━━━━━ DATA EXCERPTS ━━━━━
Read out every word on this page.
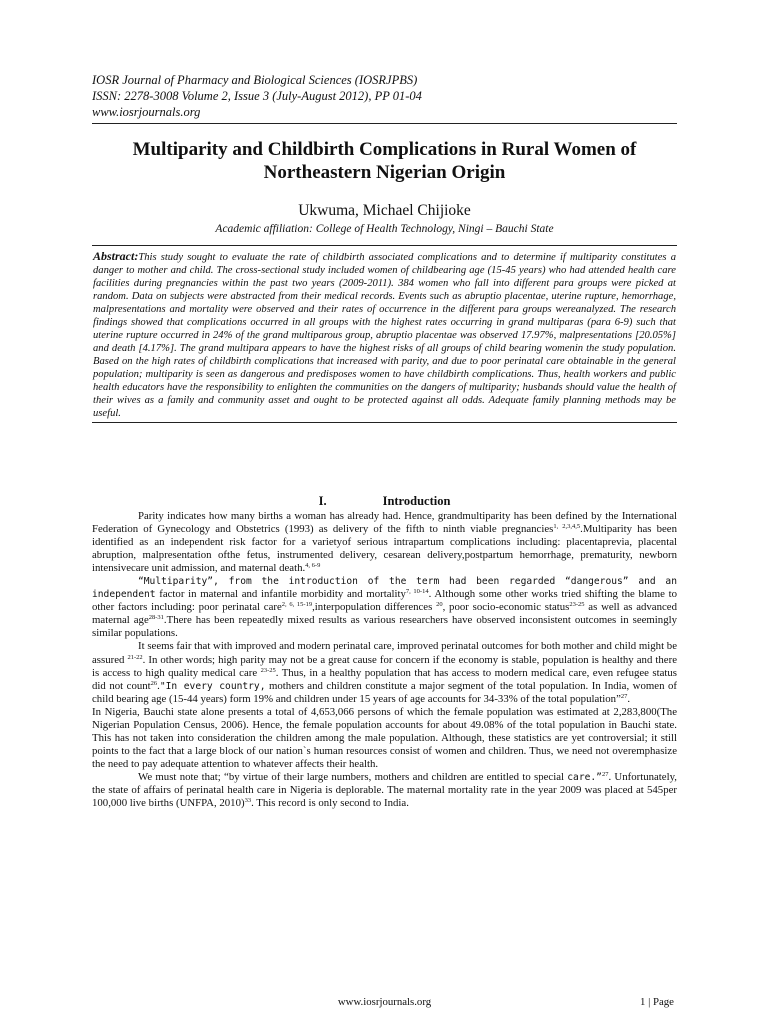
IOSR Journal of Pharmacy and Biological Sciences (IOSRJPBS)
ISSN: 2278-3008 Volume 2, Issue 3 (July-August 2012), PP 01-04
www.iosrjournals.org
Multiparity and Childbirth Complications in Rural Women of
Northeastern Nigerian Origin
Ukwuma, Michael Chijioke
Academic affiliation: College of Health Technology, Ningi – Bauchi State
Abstract:This study sought to evaluate the rate of childbirth associated complications and to determine if multiparity constitutes a danger to mother and child. The cross-sectional study included women of childbearing age (15-45 years) who had attended health care facilities during pregnancies within the past two years (2009-2011). 384 women who fall into different para groups were picked at random. Data on subjects were abstracted from their medical records. Events such as abruptio placentae, uterine rupture, hemorrhage, malpresentations and mortality were observed and their rates of occurrence in the different para groups wereanalyzed. The research findings showed that complications occurred in all groups with the highest rates occurring in grand multiparas (para 6-9) such that uterine rupture occurred in 24% of the grand multiparous group, abruptio placentae was observed 17.97%, malpresentations [20.05%] and death [4.17%]. The grand multipara appears to have the highest risks of all groups of child bearing womenin the study population. Based on the high rates of childbirth complications that increased with parity, and due to poor perinatal care obtainable in the general population; multiparity is seen as dangerous and predisposes women to have childbirth complications. Thus, health workers and public health educators have the responsibility to enlighten the communities on the dangers of multiparity; husbands should value the health of their wives as a family and community asset and ought to be protected against all odds. Adequate family planning methods may be useful.
I.	Introduction

Parity indicates how many births a woman has already had. Hence, grandmultiparity has been defined by the International Federation of Gynecology and Obstetrics (1993) as delivery of the fifth to ninth viable pregnancies$^{1, 2,3,4,5}$.Multiparity has been identified as an independent risk factor for a varietyof serious intrapartum complications including: placentaprevia, placental abruption, malpresentation ofthe fetus, instrumented delivery, cesarean delivery,postpartum hemorrhage, prematurity, newborn intensivecare unit admission, and maternal death.$^{4, 6-9}$

“Multiparity”, from the introduction of the term had been regarded “dangerous” and an independent factor in maternal and infantile morbidity and mortality$^{7, 10-14}$. Although some other works tried shifting the blame to other factors including: poor perinatal care$^{2, 6, 15-19}$,interpopulation differences $^{20}$, poor socio-economic status$^{23-25}$ as well as advanced maternal age$^{28-31}$.There has been repeatedly mixed results as various researchers have observed inconsistent outcomes in seemingly similar populations.

It seems fair that with improved and modern perinatal care, improved perinatal outcomes for both mother and child might be assured $^{21-22}$. In other words; high parity may not be a great cause for concern if the economy is stable, population is healthy and there is access to high quality medical care $^{23-25}$. Thus, in a healthy population that has access to modern medical care, even refugee status did not count$^{26}$."In every country, mothers and children constitute a major segment of the total population. In India, women of child bearing age (15-44 years) form 19% and children under 15 years of age accounts for 34-33% of the total population”$^{27}$.

In Nigeria, Bauchi state alone presents a total of 4,653,066 persons of which the female population was estimated at 2,283,800(The Nigerian Population Census, 2006). Hence, the female population accounts for about 49.08% of the total population in Bauchi state. This has not taken into consideration the children among the male population. Although, these statistics are yet controversial; it still points to the fact that a large block of our nation`s human resources consist of women and children. Thus, we need not overemphasize the need to pay adequate attention to whatever affects their health.

We must note that; “by virtue of their large numbers, mothers and children are entitled to special care.”$^{27}$. Unfortunately, the state of affairs of perinatal health care in Nigeria is deplorable. The maternal mortality rate in the year 2009 was placed at 545per 100,000 live births (UNFPA, 2010)$^{33}$. This record is only second to India.

www.iosrjournals.org	1 | Page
━━━━━
### WHAT YOU NEED TO DO:
Give the data again exactly as written, with all pictures left out.

### ANSWER FOR THIS EXERCISE:
Read out every word on this page.
IOSR Journal of Pharmacy and Biological Sciences (IOSRJPBS)
ISSN: 2278-3008 Volume 2, Issue 3 (July-August 2012), PP 01-04
www.iosrjournals.org
Multiparity and Childbirth Complications in Rural Women of
Northeastern Nigerian Origin
Ukwuma, Michael Chijioke
Academic affiliation: College of Health Technology, Ningi – Bauchi State
Abstract:This study sought to evaluate the rate of childbirth associated complications and to determine if multiparity constitutes a danger to mother and child. The cross-sectional study included women of childbearing age (15-45 years) who had attended health care facilities during pregnancies within the past two years (2009-2011). 384 women who fall into different para groups were picked at random. Data on subjects were abstracted from their medical records. Events such as abruptio placentae, uterine rupture, hemorrhage, malpresentations and mortality were observed and their rates of occurrence in the different para groups wereanalyzed. The research findings showed that complications occurred in all groups with the highest rates occurring in grand multiparas (para 6-9) such that uterine rupture occurred in 24% of the grand multiparous group, abruptio placentae was observed 17.97%, malpresentations [20.05%] and death [4.17%]. The grand multipara appears to have the highest risks of all groups of child bearing womenin the study population. Based on the high rates of childbirth complications that increased with parity, and due to poor perinatal care obtainable in the general population; multiparity is seen as dangerous and predisposes women to have childbirth complications. Thus, health workers and public health educators have the responsibility to enlighten the communities on the dangers of multiparity; husbands should value the health of their wives as a family and community asset and ought to be protected against all odds. Adequate family planning methods may be useful.
I.	Introduction

Parity indicates how many births a woman has already had. Hence, grandmultiparity has been defined by the International Federation of Gynecology and Obstetrics (1993) as delivery of the fifth to ninth viable pregnancies$^{1, 2,3,4,5}$.Multiparity has been identified as an independent risk factor for a varietyof serious intrapartum complications including: placentaprevia, placental abruption, malpresentation ofthe fetus, instrumented delivery, cesarean delivery,postpartum hemorrhage, prematurity, newborn intensivecare unit admission, and maternal death.$^{4, 6-9}$

“Multiparity”, from the introduction of the term had been regarded “dangerous” and an independent factor in maternal and infantile morbidity and mortality$^{7, 10-14}$. Although some other works tried shifting the blame to other factors including: poor perinatal care$^{2, 6, 15-19}$,interpopulation differences $^{20}$, poor socio-economic status$^{23-25}$ as well as advanced maternal age$^{28-31}$.There has been repeatedly mixed results as various researchers have observed inconsistent outcomes in seemingly similar populations.

It seems fair that with improved and modern perinatal care, improved perinatal outcomes for both mother and child might be assured $^{21-22}$. In other words; high parity may not be a great cause for concern if the economy is stable, population is healthy and there is access to high quality medical care $^{23-25}$. Thus, in a healthy population that has access to modern medical care, even refugee status did not count$^{26}$."In every country, mothers and children constitute a major segment of the total population. In India, women of child bearing age (15-44 years) form 19% and children under 15 years of age accounts for 34-33% of the total population”$^{27}$.

In Nigeria, Bauchi state alone presents a total of 4,653,066 persons of which the female population was estimated at 2,283,800(The Nigerian Population Census, 2006). Hence, the female population accounts for about 49.08% of the total population in Bauchi state. This has not taken into consideration the children among the male population. Although, these statistics are yet controversial; it still points to the fact that a large block of our nation`s human resources consist of women and children. Thus, we need not overemphasize the need to pay adequate attention to whatever affects their health.

We must note that; “by virtue of their large numbers, mothers and children are entitled to special care.”$^{27}$. Unfortunately, the state of affairs of perinatal health care in Nigeria is deplorable. The maternal mortality rate in the year 2009 was placed at 545per 100,000 live births (UNFPA, 2010)$^{33}$. This record is only second to India.

www.iosrjournals.org	1 | Page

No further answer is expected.